> Records provided
>>>

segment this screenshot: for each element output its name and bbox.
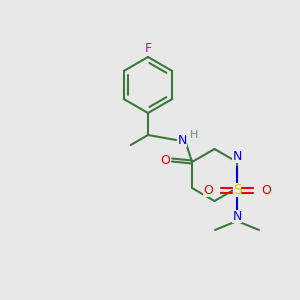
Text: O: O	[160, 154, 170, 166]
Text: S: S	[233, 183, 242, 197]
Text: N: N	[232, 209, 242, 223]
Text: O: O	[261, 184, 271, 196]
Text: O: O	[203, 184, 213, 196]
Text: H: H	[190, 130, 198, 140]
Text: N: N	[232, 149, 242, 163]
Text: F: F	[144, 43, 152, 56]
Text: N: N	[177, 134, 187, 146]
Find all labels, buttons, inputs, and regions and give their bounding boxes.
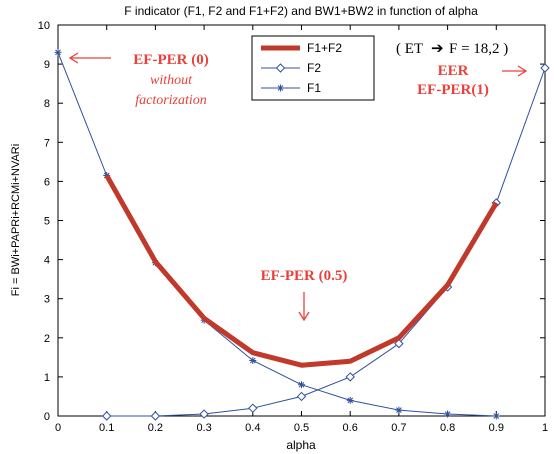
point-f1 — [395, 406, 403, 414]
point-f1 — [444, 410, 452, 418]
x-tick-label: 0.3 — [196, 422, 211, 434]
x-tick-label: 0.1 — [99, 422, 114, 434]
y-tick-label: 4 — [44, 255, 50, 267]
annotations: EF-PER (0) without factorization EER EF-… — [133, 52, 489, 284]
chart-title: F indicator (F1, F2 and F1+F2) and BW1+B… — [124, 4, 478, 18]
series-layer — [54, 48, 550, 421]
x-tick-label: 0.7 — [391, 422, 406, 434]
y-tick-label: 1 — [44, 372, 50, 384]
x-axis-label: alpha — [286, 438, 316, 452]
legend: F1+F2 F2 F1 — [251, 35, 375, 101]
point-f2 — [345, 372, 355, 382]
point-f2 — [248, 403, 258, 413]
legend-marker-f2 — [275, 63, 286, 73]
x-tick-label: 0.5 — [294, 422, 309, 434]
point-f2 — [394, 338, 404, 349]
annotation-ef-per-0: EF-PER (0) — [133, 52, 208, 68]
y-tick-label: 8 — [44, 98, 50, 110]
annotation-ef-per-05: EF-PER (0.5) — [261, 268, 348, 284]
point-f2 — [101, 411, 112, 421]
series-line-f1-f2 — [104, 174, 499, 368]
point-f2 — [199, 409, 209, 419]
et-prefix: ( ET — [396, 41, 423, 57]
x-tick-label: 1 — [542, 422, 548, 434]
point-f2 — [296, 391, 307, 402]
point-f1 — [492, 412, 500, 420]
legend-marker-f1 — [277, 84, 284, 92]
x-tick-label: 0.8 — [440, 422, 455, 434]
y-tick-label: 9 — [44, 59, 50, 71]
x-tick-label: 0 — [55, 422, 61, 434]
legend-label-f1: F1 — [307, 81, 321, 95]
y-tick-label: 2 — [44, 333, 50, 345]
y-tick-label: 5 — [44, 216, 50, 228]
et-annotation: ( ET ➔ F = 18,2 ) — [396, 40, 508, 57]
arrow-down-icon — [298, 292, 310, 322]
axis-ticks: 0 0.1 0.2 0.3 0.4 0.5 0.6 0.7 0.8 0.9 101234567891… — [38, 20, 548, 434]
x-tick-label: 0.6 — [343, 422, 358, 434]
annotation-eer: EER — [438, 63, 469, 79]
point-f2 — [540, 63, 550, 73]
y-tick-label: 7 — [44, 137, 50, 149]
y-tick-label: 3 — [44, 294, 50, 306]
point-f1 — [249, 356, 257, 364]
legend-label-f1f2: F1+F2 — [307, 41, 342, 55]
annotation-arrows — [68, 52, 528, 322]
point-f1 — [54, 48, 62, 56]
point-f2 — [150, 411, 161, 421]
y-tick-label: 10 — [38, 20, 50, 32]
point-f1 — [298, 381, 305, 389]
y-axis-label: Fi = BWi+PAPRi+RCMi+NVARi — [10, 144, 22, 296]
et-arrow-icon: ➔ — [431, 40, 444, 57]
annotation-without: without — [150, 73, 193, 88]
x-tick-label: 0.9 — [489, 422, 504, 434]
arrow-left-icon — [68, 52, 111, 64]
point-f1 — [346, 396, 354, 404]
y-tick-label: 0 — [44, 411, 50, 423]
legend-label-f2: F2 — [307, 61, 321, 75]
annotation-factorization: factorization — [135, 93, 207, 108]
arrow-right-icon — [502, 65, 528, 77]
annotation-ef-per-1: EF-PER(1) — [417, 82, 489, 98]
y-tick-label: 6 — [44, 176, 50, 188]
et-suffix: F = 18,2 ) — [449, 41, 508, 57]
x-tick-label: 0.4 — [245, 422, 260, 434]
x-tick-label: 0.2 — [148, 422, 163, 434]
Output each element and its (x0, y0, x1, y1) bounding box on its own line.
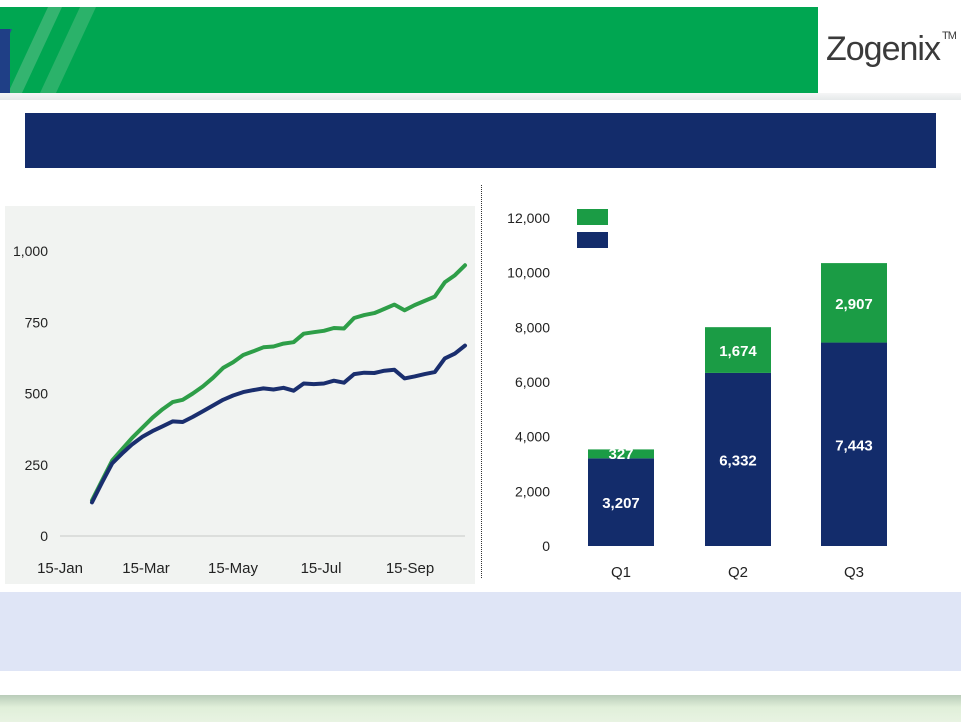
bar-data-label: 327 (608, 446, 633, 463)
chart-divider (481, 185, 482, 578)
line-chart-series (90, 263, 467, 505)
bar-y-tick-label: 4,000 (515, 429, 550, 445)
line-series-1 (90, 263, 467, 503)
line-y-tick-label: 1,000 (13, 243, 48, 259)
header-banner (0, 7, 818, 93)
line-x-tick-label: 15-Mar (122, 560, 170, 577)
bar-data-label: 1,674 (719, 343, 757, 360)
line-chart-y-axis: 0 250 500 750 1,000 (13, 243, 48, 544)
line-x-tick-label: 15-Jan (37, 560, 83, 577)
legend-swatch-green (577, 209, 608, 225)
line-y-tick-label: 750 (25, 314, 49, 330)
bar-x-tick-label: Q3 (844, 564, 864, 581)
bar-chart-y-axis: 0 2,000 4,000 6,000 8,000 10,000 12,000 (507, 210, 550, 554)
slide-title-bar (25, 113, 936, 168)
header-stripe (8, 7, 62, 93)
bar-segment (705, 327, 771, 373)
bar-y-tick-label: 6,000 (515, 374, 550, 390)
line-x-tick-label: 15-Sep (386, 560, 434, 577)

<<<

> Directive
Rewrite all the material above with "point-f2" replaced by "marker-f2" everywhere and nothing else changed. Leave out the pictures.

> Response to the task
segment this screenshot: for each element output its name and bbox.
Text: O: O	[160, 154, 170, 166]
Text: S: S	[233, 183, 242, 197]
Text: N: N	[232, 209, 242, 223]
Text: O: O	[261, 184, 271, 196]
Text: O: O	[203, 184, 213, 196]
Text: H: H	[190, 130, 198, 140]
Text: N: N	[232, 149, 242, 163]
Text: F: F	[144, 43, 152, 56]
Text: N: N	[177, 134, 187, 146]
Find all labels, buttons, inputs, and regions and give their bounding boxes.
point-f1 — [395, 406, 403, 414]
point-f1 — [444, 410, 452, 418]
x-tick-label: 0.3 — [196, 422, 211, 434]
x-tick-label: 0.1 — [99, 422, 114, 434]
y-tick-label: 4 — [44, 255, 50, 267]
annotations: EF-PER (0) without factorization EER EF-… — [133, 52, 489, 284]
chart-title: F indicator (F1, F2 and F1+F2) and BW1+B… — [124, 4, 478, 18]
series-layer — [54, 48, 550, 421]
x-tick-label: 0.7 — [391, 422, 406, 434]
y-tick-label: 1 — [44, 372, 50, 384]
x-axis-label: alpha — [286, 438, 316, 452]
legend: F1+F2 F2 F1 — [251, 35, 375, 101]
marker-f2 — [345, 372, 355, 382]
marker-f2 — [248, 403, 258, 413]
legend-marker-f2 — [275, 63, 286, 73]
x-tick-label: 0.5 — [294, 422, 309, 434]
marker-f2 — [394, 338, 404, 349]
annotation-ef-per-0: EF-PER (0) — [133, 52, 208, 68]
y-tick-label: 8 — [44, 98, 50, 110]
annotation-ef-per-05: EF-PER (0.5) — [261, 268, 348, 284]
marker-f2 — [101, 411, 112, 421]
series-line-f1-f2 — [104, 174, 499, 368]
marker-f2 — [199, 409, 209, 419]
et-prefix: ( ET — [396, 41, 423, 57]
x-tick-label: 1 — [542, 422, 548, 434]
marker-f2 — [296, 391, 307, 402]
point-f1 — [492, 412, 500, 420]
legend-marker-f1 — [277, 84, 284, 92]
x-tick-label: 0.8 — [440, 422, 455, 434]
y-tick-label: 9 — [44, 59, 50, 71]
x-tick-label: 0 — [55, 422, 61, 434]
legend-label-f1: F1 — [307, 81, 321, 95]
y-tick-label: 2 — [44, 333, 50, 345]
y-tick-label: 5 — [44, 216, 50, 228]
et-annotation: ( ET ➔ F = 18,2 ) — [396, 40, 508, 57]
arrow-down-icon — [298, 292, 310, 322]
axis-ticks: 0 0.1 0.2 0.3 0.4 0.5 0.6 0.7 0.8 0.9 101234567891… — [38, 20, 548, 434]
x-tick-label: 0.6 — [343, 422, 358, 434]
annotation-eer: EER — [438, 63, 469, 79]
marker-f2 — [540, 63, 550, 73]
y-tick-label: 7 — [44, 137, 50, 149]
y-tick-label: 3 — [44, 294, 50, 306]
point-f1 — [249, 356, 257, 364]
legend-label-f1f2: F1+F2 — [307, 41, 342, 55]
annotation-arrows — [68, 52, 528, 322]
point-f1 — [54, 48, 62, 56]
marker-f2 — [150, 411, 161, 421]
y-tick-label: 10 — [38, 20, 50, 32]
point-f1 — [298, 381, 305, 389]
y-axis-label: Fi = BWi+PAPRi+RCMi+NVARi — [10, 144, 22, 296]
et-arrow-icon: ➔ — [431, 40, 444, 57]
annotation-without: without — [150, 73, 193, 88]
x-tick-label: 0.9 — [489, 422, 504, 434]
arrow-left-icon — [68, 52, 111, 64]
point-f1 — [346, 396, 354, 404]
y-tick-label: 0 — [44, 411, 50, 423]
legend-label-f2: F2 — [307, 61, 321, 75]
annotation-factorization: factorization — [135, 93, 207, 108]
arrow-right-icon — [502, 65, 528, 77]
annotation-ef-per-1: EF-PER(1) — [417, 82, 489, 98]
y-tick-label: 6 — [44, 176, 50, 188]
et-suffix: F = 18,2 ) — [449, 41, 508, 57]
x-tick-label: 0.4 — [245, 422, 260, 434]
x-tick-label: 0.2 — [148, 422, 163, 434]
Output each element and its (x0, y0, x1, y1) bounding box on its own line.
bar-data-label: 327 (608, 446, 633, 463)
chart-divider (481, 185, 482, 578)
line-chart-series (90, 263, 467, 505)
bar-y-tick-label: 4,000 (515, 429, 550, 445)
line-series-1 (90, 263, 467, 503)
line-y-tick-label: 1,000 (13, 243, 48, 259)
header-banner (0, 7, 818, 93)
line-x-tick-label: 15-Mar (122, 560, 170, 577)
bar-data-label: 1,674 (719, 343, 757, 360)
line-chart-y-axis: 0 250 500 750 1,000 (13, 243, 48, 544)
line-x-tick-label: 15-Jan (37, 560, 83, 577)
legend-swatch-green (577, 209, 608, 225)
line-y-tick-label: 750 (25, 314, 49, 330)
bar-x-tick-label: Q3 (844, 564, 864, 581)
bar-chart-y-axis: 0 2,000 4,000 6,000 8,000 10,000 12,000 (507, 210, 550, 554)
slide-title-bar (25, 113, 936, 168)
header-stripe (8, 7, 62, 93)
bar-segment (705, 327, 771, 373)
bar-y-tick-label: 6,000 (515, 374, 550, 390)
line-x-tick-label: 15-Sep (386, 560, 434, 577)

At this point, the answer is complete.